- **YOUR TASK**: Output every line of the material exactly, omitting images.

** Start INFORMATION GIVEN **

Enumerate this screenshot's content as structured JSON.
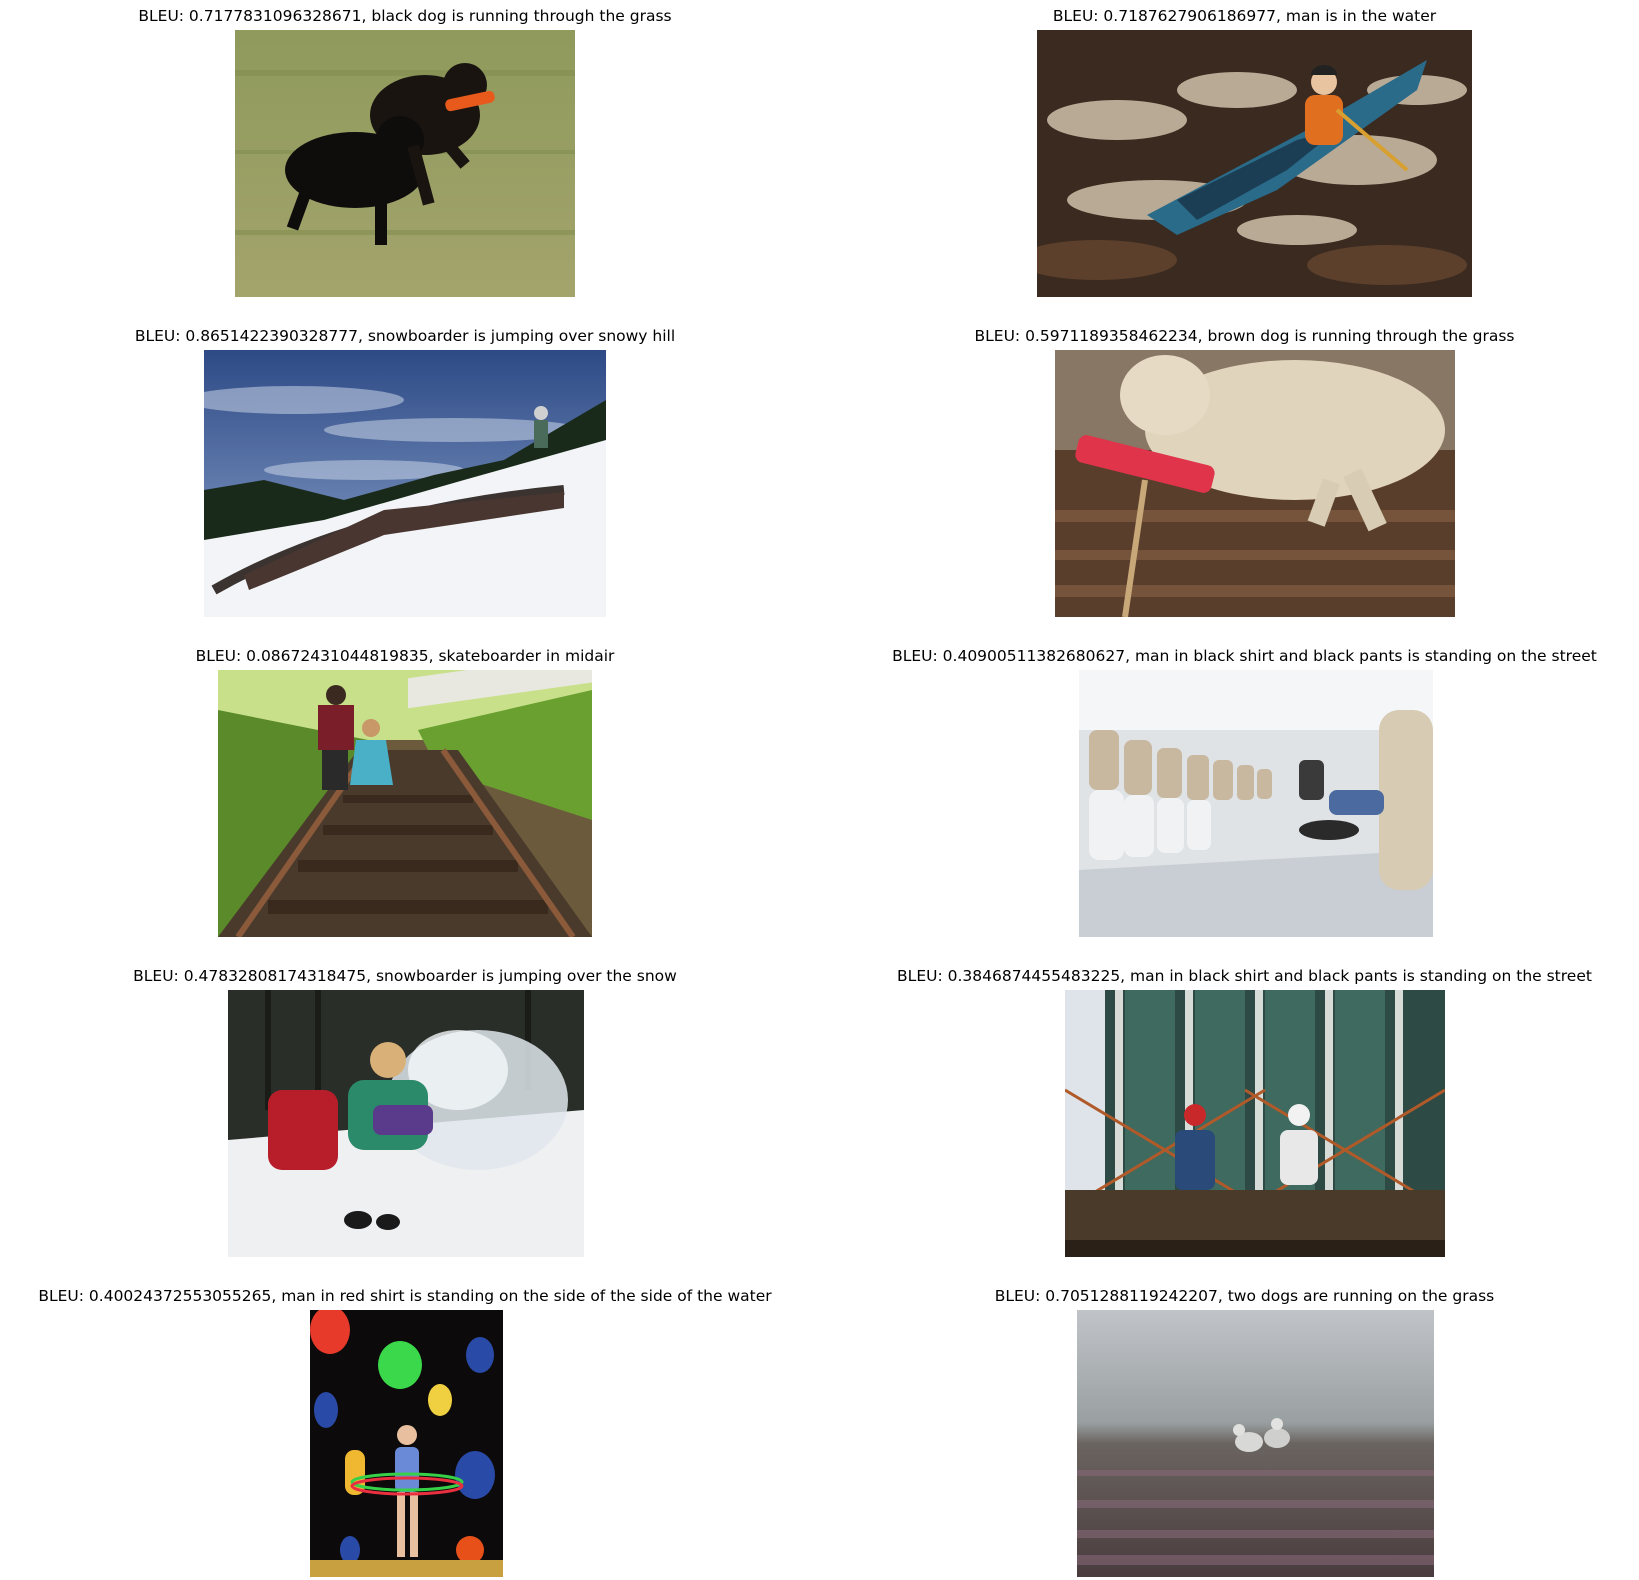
{
  "figure": {
    "panels": [
      {
        "caption": "BLEU: 0.7177831096328671, black dog is running through the grass",
        "scene": "two-black-dogs-grass"
      },
      {
        "caption": "BLEU: 0.7187627906186977, man is in the water",
        "scene": "kayaker-whitewater"
      },
      {
        "caption": "BLEU: 0.8651422390328777, snowboarder is jumping over snowy hill",
        "scene": "snowboarder-rail"
      },
      {
        "caption": "BLEU: 0.5971189358462234, brown dog is running through the grass",
        "scene": "dog-with-broom"
      },
      {
        "caption": "BLEU: 0.08672431044819835, skateboarder in midair",
        "scene": "man-girl-railroad-tracks"
      },
      {
        "caption": "BLEU: 0.40900511382680627, man in black shirt and black pants is standing on the street",
        "scene": "ferry-interior-seats"
      },
      {
        "caption": "BLEU: 0.47832808174318475, snowboarder is jumping over the snow",
        "scene": "woman-snow-smoke"
      },
      {
        "caption": "BLEU: 0.3846874455483225, man in black shirt and black pants is standing on the street",
        "scene": "workers-on-beam"
      },
      {
        "caption": "BLEU: 0.40024372553055265, man in red shirt is standing on the side of the side of the water",
        "scene": "girl-hula-hoop-balloons"
      },
      {
        "caption": "BLEU: 0.7051288119242207, two dogs are running on the grass",
        "scene": "two-dogs-foggy-heather"
      }
    ]
  }
}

** End INFORMATION GIVEN **

- **SOLUTION FOR THIS EXERCISE**:
Enumerate this screenshot's content as structured JSON.
{
  "figure": {
    "panels": [
      {
        "caption": "BLEU: 0.7177831096328671, black dog is running through the grass",
        "scene": "two-black-dogs-grass"
      },
      {
        "caption": "BLEU: 0.7187627906186977, man is in the water",
        "scene": "kayaker-whitewater"
      },
      {
        "caption": "BLEU: 0.8651422390328777, snowboarder is jumping over snowy hill",
        "scene": "snowboarder-rail"
      },
      {
        "caption": "BLEU: 0.5971189358462234, brown dog is running through the grass",
        "scene": "dog-with-broom"
      },
      {
        "caption": "BLEU: 0.08672431044819835, skateboarder in midair",
        "scene": "man-girl-railroad-tracks"
      },
      {
        "caption": "BLEU: 0.40900511382680627, man in black shirt and black pants is standing on the street",
        "scene": "ferry-interior-seats"
      },
      {
        "caption": "BLEU: 0.47832808174318475, snowboarder is jumping over the snow",
        "scene": "woman-snow-smoke"
      },
      {
        "caption": "BLEU: 0.3846874455483225, man in black shirt and black pants is standing on the street",
        "scene": "workers-on-beam"
      },
      {
        "caption": "BLEU: 0.40024372553055265, man in red shirt is standing on the side of the side of the water",
        "scene": "girl-hula-hoop-balloons"
      },
      {
        "caption": "BLEU: 0.7051288119242207, two dogs are running on the grass",
        "scene": "two-dogs-foggy-heather"
      }
    ]
  }
}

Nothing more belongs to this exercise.